(Beginning of TEXT SEGMENT)

The potential role of vinflunine in sequential treatment strategies for urothelial carcinoma, in both the perioperative setting and maintenance therapy, will be highlighted below.
Rationale for Perioperative Systematic Therapy in Bladder Cancer
The natural history and evolution of urothelial carcinoma suggests that the study of perioperative systemic therapy may yield benefits (see Table 1),1–9 because 20–50 % of patients experience distant recurrence, and 5–15 % have locoregional recurrence.
The gold standard for patients with muscle-infiltrating disease is cystectomy. However, when comparing cystectomy series, survival is strictly related to the invasion of the bladder wall (see Table 1). The probability of non-recurring and organ-confined disease is approximately 80–90 %, while in patients with extravesical invasion it drops to 60 % and to 30 % in patients with nodal involvement after cystectomy. These figures explain why perioperative chemotherapy is an attractive option. Based on good responses obtained in advanced disease, chemotherapy is shifting to the neoadjuvant setting.
Long-term results of radical cystectomy in the treatment of invasivebladder cancer were presented by Stein et al. in 1,054 patients. Increasing tumour stage and nodal involvement were associated with significantly higher recurrence rates and worse overall survival (OS) (p<0.001). Specifically, patients with extravesical disease or lymph node positive (LN+) disease had a higher risk of recurrence compared withpatients who had organ-confined disease. The 10-year OS for patients with extravesical bladder tumours was 27 %. In patients with LN+ disease the OS at 10 years was 23 %. Respective recurrence-free values were 47 % and 31 %.5 These data provide a strong biological rationale for perioperative systemic therapy in bladder cancer.
Neoadjuvant or Adjuvant Therapy in Invasive Bladder Cancer
Several unanswered questions arise when gauging perioperative treatment options and the timing of cystectomy in patients with invasive bladder cancer. For instance, should radical cystectomy be performed without delay or is neoadjuvant chemotherapy a valid strategy? Should cystectomy be performed regardless of chemotherapy? Should the bladder be preserved and cystectomy be delayed according to chemotherapeutic response? Should adjuvant chemotherapy be administered, and if so, which regimen would be the most suitable?

(End of TEXT SEGMENT)
(Beginning of THE DATA)

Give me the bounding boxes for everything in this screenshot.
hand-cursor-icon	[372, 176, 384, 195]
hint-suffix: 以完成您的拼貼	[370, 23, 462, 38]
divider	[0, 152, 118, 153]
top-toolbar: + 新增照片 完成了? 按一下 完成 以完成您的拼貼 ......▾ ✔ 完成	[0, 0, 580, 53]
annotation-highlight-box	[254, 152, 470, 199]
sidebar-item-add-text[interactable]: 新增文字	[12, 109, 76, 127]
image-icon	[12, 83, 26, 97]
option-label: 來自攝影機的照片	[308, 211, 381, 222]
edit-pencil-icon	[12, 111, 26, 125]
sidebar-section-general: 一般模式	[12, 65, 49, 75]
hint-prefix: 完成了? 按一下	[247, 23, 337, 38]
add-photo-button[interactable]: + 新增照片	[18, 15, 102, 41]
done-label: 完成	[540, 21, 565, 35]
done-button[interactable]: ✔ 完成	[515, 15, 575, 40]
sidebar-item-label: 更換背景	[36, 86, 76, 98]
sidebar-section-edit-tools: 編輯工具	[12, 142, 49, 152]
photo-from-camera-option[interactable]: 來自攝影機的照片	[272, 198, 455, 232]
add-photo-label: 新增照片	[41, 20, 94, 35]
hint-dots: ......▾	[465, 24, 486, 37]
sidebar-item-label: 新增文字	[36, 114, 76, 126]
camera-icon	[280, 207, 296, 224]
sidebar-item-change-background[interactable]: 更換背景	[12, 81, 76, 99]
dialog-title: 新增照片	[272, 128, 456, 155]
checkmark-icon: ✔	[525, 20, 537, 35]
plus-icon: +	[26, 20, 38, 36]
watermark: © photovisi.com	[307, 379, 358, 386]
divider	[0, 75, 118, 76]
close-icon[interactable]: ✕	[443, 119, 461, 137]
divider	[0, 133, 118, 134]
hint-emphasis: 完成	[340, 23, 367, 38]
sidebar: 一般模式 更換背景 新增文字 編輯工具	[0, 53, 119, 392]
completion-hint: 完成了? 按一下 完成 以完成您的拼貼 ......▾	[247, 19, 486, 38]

(End of THE DATA)

ACTIVITY LIST:
**A.** In the bladder cancer text, what was the 10-year overall survival for patients with lymph node positive disease?
**B.** Copy the bladder cancer text starting with "The potential role" and going on through "have locoregional recurrence.".

SOLUTIONS TO THE PROBLEMS:
**A.** 23 %

**B.**
The potential role of vinflunine in sequential treatment strategies for urothelial carcinoma, in both the perioperative setting and maintenance therapy, will be highlighted below.
Rationale for Perioperative Systematic Therapy in Bladder Cancer
The natural history and evolution of urothelial carcinoma suggests that the study of perioperative systemic therapy may yield benefits (see Table 1),1–9 because 20–50 % of patients experience distant recurrence, and 5–15 % have locoregional recurrence.